• Records shown:
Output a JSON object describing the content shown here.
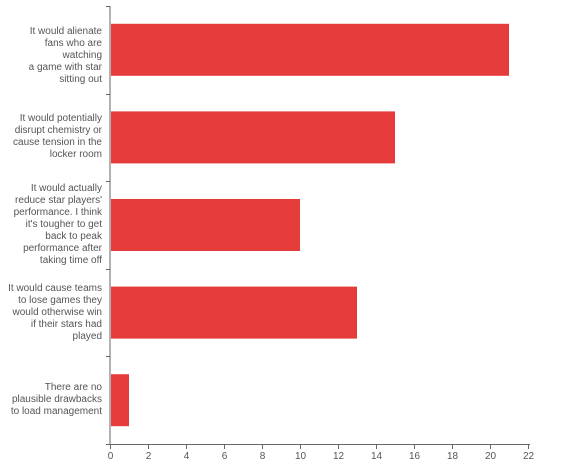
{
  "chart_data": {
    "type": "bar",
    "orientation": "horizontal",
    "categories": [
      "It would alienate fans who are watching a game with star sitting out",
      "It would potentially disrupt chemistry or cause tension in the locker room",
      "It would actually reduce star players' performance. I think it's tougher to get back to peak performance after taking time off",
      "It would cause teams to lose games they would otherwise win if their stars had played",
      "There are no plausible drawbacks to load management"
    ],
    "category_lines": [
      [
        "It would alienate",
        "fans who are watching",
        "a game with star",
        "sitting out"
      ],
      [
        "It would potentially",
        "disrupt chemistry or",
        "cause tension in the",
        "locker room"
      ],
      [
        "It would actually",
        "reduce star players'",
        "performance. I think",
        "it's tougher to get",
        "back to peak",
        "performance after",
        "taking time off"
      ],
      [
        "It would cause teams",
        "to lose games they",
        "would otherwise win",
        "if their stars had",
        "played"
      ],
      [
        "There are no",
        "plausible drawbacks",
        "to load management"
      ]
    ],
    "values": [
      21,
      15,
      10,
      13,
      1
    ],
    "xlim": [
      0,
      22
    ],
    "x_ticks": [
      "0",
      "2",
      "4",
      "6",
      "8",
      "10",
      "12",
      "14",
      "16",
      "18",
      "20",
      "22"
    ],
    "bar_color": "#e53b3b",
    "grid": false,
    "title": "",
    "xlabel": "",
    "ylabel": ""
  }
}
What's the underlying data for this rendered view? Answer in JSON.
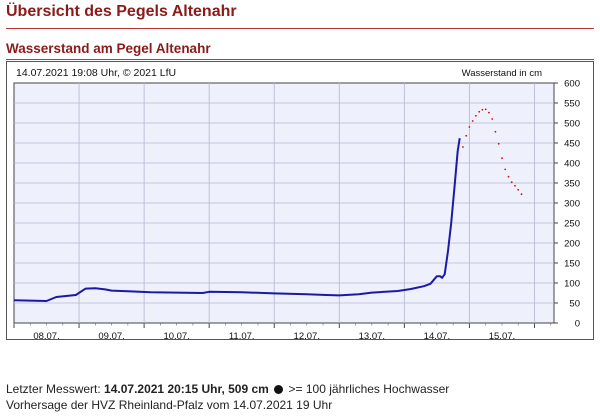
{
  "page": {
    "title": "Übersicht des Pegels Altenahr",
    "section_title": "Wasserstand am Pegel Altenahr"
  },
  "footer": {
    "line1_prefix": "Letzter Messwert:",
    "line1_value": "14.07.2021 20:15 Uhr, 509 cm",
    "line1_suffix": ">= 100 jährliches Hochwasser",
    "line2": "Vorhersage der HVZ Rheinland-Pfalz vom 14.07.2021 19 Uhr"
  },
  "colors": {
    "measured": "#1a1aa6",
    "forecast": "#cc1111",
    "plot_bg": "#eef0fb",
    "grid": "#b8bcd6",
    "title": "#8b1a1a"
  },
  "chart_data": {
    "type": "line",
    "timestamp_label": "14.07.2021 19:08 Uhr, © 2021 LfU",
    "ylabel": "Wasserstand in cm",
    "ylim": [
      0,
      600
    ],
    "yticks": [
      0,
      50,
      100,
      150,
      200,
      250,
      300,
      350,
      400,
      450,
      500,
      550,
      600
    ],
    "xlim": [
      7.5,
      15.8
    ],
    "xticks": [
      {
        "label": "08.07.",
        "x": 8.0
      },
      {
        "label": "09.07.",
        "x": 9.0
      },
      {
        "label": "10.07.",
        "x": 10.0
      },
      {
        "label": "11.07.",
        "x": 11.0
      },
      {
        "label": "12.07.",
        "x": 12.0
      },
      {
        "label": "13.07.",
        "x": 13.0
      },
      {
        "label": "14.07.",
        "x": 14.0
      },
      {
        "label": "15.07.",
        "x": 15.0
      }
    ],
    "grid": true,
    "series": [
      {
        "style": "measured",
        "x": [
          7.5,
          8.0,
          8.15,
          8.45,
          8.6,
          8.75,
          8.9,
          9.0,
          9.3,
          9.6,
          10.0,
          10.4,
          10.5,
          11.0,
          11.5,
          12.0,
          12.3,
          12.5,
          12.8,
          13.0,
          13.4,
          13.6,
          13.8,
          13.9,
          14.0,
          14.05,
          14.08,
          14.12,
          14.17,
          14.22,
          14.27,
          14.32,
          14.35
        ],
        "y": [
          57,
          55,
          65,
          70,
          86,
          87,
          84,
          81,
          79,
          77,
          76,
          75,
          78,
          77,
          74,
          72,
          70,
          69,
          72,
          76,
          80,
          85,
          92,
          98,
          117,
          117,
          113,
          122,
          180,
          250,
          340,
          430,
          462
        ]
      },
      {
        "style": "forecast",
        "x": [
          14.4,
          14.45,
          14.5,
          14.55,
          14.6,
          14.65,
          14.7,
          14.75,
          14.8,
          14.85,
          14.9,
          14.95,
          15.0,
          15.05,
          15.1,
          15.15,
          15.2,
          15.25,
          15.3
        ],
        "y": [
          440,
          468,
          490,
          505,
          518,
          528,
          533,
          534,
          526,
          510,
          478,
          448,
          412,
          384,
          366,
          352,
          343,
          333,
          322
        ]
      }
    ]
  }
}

• Exercise aim: Look through the data above. Copy every line with the string "taking" in it.

• Result of the task:
      "It would actually reduce star players' performance. I think it's tougher to get back to peak performance after taking time off",
        "taking time off"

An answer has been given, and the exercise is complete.